Textauszug:

Carson und Helvetica- Will this typeface last forever?

Ein Abend mit einem gewissen David Carson. Ein Typ der vom Surfmag zur Pepsi Werbung kam und über dessen Arbeiten sich Studenten streiten. Wäre ich er, würde ich am Strand leben und nur noch mit meinem Board rumplanschen. Doch Carson sucht Helvetica.

Kurze Aufgabe 1: Übersetze den Satz „Wäre ich er, würde ich am Strand leben und nur noch mit meinem Board rumplanschen.“ aus dem Textauszug über David Carson ins Englische.
Kurze Aufgabe 2: Worüber streiten sich laut dem Textauszug über David Carson die Studenten?
Kurze Aufgabe 3: Schreib den Textauszug über David Carson und Helvetica nach dem Satz „Doch Carson sucht Helvetica.“ weiter.
Die Datensätze braucht man hier nicht.

Gegebene Daten:

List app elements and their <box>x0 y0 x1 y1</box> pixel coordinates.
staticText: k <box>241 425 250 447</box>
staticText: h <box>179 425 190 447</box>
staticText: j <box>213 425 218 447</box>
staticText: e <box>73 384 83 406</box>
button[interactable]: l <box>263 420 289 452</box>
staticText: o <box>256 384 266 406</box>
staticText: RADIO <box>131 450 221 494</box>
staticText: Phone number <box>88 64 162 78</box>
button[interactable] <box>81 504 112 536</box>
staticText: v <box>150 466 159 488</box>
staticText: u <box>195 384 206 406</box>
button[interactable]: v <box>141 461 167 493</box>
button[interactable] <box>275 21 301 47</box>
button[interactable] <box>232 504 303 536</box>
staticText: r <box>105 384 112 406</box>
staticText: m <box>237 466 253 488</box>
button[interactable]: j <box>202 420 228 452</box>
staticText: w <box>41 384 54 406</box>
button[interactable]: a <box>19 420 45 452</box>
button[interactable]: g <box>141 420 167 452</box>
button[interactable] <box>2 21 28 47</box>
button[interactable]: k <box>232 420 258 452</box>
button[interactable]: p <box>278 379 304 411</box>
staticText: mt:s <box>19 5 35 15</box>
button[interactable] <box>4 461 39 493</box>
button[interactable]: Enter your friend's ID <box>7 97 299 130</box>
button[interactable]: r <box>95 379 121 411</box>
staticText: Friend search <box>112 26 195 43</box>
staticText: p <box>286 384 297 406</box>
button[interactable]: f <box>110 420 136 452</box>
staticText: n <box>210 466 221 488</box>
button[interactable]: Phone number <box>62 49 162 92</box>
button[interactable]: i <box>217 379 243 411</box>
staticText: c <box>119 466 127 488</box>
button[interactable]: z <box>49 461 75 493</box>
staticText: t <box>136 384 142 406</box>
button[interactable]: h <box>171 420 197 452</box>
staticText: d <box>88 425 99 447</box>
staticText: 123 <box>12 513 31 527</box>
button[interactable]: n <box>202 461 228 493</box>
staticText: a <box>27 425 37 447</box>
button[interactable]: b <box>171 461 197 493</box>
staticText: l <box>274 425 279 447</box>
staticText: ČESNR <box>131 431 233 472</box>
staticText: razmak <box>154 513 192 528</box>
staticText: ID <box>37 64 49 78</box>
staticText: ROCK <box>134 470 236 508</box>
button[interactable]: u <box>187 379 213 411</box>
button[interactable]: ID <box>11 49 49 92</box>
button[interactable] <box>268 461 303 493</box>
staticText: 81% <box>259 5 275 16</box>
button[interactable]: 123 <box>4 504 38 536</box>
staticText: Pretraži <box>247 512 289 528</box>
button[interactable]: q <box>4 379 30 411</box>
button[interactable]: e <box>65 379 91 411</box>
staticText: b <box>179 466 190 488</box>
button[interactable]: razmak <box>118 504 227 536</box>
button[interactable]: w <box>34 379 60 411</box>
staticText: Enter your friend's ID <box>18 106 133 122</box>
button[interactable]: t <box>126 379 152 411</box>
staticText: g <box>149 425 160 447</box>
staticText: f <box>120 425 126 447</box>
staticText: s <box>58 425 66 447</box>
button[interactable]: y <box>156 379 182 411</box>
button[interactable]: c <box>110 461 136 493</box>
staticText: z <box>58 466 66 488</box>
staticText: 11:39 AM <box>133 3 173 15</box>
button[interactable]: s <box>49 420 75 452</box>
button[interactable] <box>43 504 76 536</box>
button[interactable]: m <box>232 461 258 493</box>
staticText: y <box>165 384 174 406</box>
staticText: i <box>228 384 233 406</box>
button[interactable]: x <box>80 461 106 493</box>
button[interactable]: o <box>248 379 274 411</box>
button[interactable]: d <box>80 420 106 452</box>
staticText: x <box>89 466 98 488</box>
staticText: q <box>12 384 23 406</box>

Schriftliche Antwort 1: If I were him, I would live on the beach and do nothing but splash around with my board.

Schriftliche Antwort 2: Über die Arbeiten von David Carson.

Schriftliche Antwort 3:
von Hannes Grassegger

Ich weiss nicht wer die Idee hatte uns ins „Le Lyonnais“ zu schleppen. Eine Paneldiskussion (Thema: Will this typeface last forever?), eine Plakatprämierung, eine Filmpremiere, alles drehte sich um die schöne „Schweizerin“ - und dann geht man ins „Lyonnais“. Vier Tafeln stehen bereit, weiss gedeckte Tische, die Speisekarte auf Deutsch und Französisch, an den Toiletten steht Messieurs und Mesdames. Das teure Restaurant der amerikanischen billig Kette „Best Western“ liefert ein fakes Klischee der französischen Jahrhundertwende. Ich kann mir nicht vorstellen, dass es einen stilloseren Ort in der Nähe der HGKZ gibt, es muss sich um einen zynischen Scherz handeln.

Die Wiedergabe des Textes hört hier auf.